• [DATASET CONTENT]:
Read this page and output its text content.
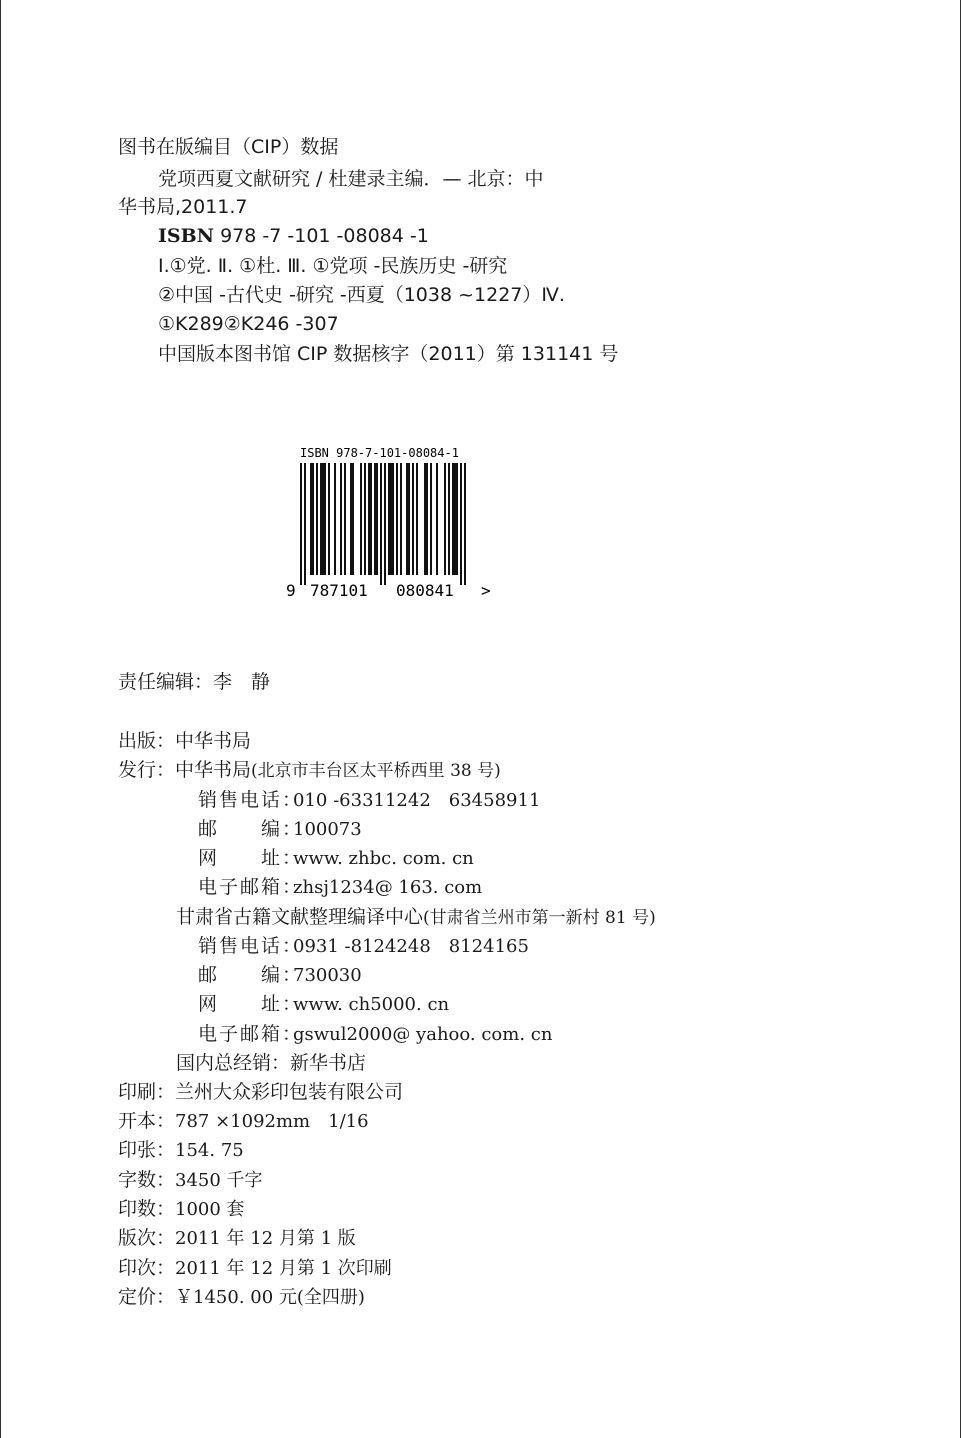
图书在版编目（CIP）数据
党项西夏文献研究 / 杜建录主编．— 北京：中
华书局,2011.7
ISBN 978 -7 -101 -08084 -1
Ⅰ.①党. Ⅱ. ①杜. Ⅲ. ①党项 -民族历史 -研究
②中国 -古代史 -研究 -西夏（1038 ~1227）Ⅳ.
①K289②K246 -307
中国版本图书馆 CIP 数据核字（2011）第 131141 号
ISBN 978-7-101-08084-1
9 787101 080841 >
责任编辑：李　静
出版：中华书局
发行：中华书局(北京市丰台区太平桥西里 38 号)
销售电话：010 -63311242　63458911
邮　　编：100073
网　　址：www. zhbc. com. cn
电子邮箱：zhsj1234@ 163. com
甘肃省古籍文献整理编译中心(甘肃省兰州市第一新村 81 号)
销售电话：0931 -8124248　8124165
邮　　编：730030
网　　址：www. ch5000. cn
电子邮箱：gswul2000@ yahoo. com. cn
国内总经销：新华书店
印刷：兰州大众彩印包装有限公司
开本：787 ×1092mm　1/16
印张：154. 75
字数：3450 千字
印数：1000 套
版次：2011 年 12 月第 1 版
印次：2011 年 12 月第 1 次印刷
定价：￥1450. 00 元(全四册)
---
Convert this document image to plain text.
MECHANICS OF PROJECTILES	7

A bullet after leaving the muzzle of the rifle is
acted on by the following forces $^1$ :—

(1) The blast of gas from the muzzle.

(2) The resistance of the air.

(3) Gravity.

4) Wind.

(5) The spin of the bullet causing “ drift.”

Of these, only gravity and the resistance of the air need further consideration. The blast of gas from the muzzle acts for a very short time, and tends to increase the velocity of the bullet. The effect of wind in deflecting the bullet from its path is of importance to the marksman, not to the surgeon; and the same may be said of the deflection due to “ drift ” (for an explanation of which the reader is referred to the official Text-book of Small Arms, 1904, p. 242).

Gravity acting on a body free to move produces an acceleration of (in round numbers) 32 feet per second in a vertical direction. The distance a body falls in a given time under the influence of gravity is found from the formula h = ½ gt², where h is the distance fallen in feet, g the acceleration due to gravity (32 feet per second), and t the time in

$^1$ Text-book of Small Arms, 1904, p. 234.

• [GIVEN REQUEST]: Identify the lines of the data that contain the word "Small". Copy each of them.

• [THE RESULT]:
Of these, only gravity and the resistance of the air need further consideration. The blast of gas from the muzzle acts for a very short time, and tends to increase the velocity of the bullet. The effect of wind in deflecting the bullet from its path is of importance to the marksman, not to the surgeon; and the same may be said of the deflection due to “ drift ” (for an explanation of which the reader is referred to the official Text-book of Small Arms, 1904, p. 242).
$^1$ Text-book of Small Arms, 1904, p. 234.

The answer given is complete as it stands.